**Task to carry out**
Please list each line of the material below that contains the string "interactable". Case counts.

**Given records**

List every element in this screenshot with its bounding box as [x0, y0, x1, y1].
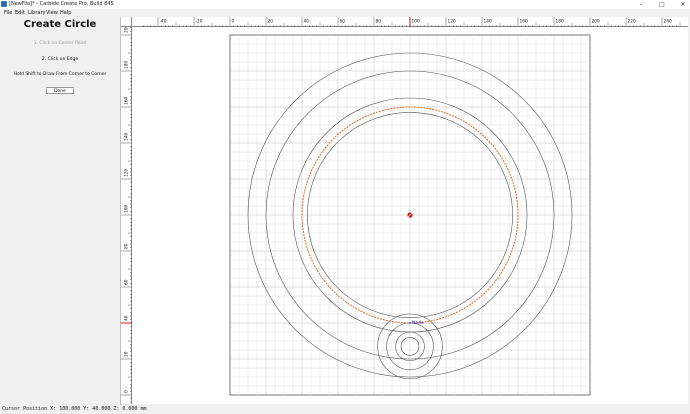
ruler-y-label: 60: [124, 279, 130, 285]
menu-library[interactable]: Library: [28, 9, 45, 17]
ruler-y-label: 120: [124, 169, 130, 177]
ruler-x-label: 160: [520, 19, 528, 25]
ruler-y-label: 40: [124, 315, 130, 321]
menu-file[interactable]: File: [4, 9, 12, 17]
ruler-y-label: 140: [124, 133, 130, 141]
app-icon: [1, 1, 7, 7]
ruler-y-label: 100: [124, 205, 130, 213]
ruler-y-label: 20: [124, 351, 130, 357]
title-bar: [NewFile]* - Carbide Create Pro, Build 8…: [0, 0, 690, 9]
node-label: Node: [412, 320, 424, 326]
node-point: [409, 322, 411, 324]
minimize-icon[interactable]: –: [634, 0, 648, 9]
ruler-x-label: 220: [628, 19, 636, 25]
status-bar: Cursor Position X: 100.000 Y: 40.000 Z: …: [0, 405, 690, 414]
close-icon[interactable]: ✕: [676, 0, 690, 9]
tool-panel: Create Circle 1. Click on Center Point 2…: [0, 17, 121, 405]
vertical-ruler: 0 20 40 60 80 100 120 140 160 180 200: [121, 27, 132, 404]
ruler-x-label: 240: [664, 19, 672, 25]
ruler-y-label: 180: [124, 61, 130, 69]
ruler-x-label: 140: [484, 19, 492, 25]
panel-title: Create Circle: [23, 19, 97, 30]
menu-bar: File Edit Library View Help: [0, 9, 690, 17]
ruler-y-label: 0: [124, 390, 130, 393]
horizontal-ruler: -40 -20 0 20 40 60 80 100 120 140 160 180 200 220 240: [132, 17, 688, 27]
done-button[interactable]: Done: [46, 87, 74, 94]
menu-help[interactable]: Help: [60, 9, 71, 17]
menu-view[interactable]: View: [46, 9, 58, 17]
ruler-x-label: 0: [232, 19, 235, 25]
design-canvas[interactable]: Node: [132, 27, 688, 404]
step-edge: 2. Click on Edge: [41, 57, 79, 62]
ruler-x-label: 40: [304, 19, 310, 25]
ruler-x-label: 60: [340, 19, 346, 25]
ruler-x-label: -40: [160, 19, 167, 25]
shift-hint: Hold Shift to Draw From Corner to Corner: [13, 72, 107, 77]
ruler-x-label: 80: [376, 19, 382, 25]
ruler-x-label: -20: [196, 19, 203, 25]
ruler-x-label: 120: [448, 19, 456, 25]
ruler-y-label: 160: [124, 97, 130, 105]
maximize-icon[interactable]: □: [655, 0, 669, 9]
step-center-point: 1. Click on Center Point: [33, 41, 87, 46]
ruler-corner: [121, 17, 132, 27]
ruler-y-label: 200: [124, 27, 130, 33]
ruler-x-label: 180: [556, 19, 564, 25]
ruler-x-label: 200: [592, 19, 600, 25]
window-title: [NewFile]* - Carbide Create Pro, Build 8…: [9, 1, 114, 7]
ruler-y-label: 80: [124, 243, 130, 249]
menu-edit[interactable]: Edit: [15, 9, 25, 17]
ruler-x-label: 20: [268, 19, 274, 25]
ruler-x-label: 100: [412, 19, 420, 25]
cursor-position: Cursor Position X: 100.000 Y: 40.000 Z: …: [2, 406, 147, 412]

**Result of this task**
menu-library[interactable]: Library: [28, 9, 45, 17]
menu-file[interactable]: File: [4, 9, 12, 17]
minimize-icon[interactable]: –: [634, 0, 648, 9]
close-icon[interactable]: ✕: [676, 0, 690, 9]
done-button[interactable]: Done: [46, 87, 74, 94]
menu-help[interactable]: Help: [60, 9, 71, 17]
menu-view[interactable]: View: [46, 9, 58, 17]
design-canvas[interactable]: Node: [132, 27, 688, 404]
maximize-icon[interactable]: □: [655, 0, 669, 9]
menu-edit[interactable]: Edit: [15, 9, 25, 17]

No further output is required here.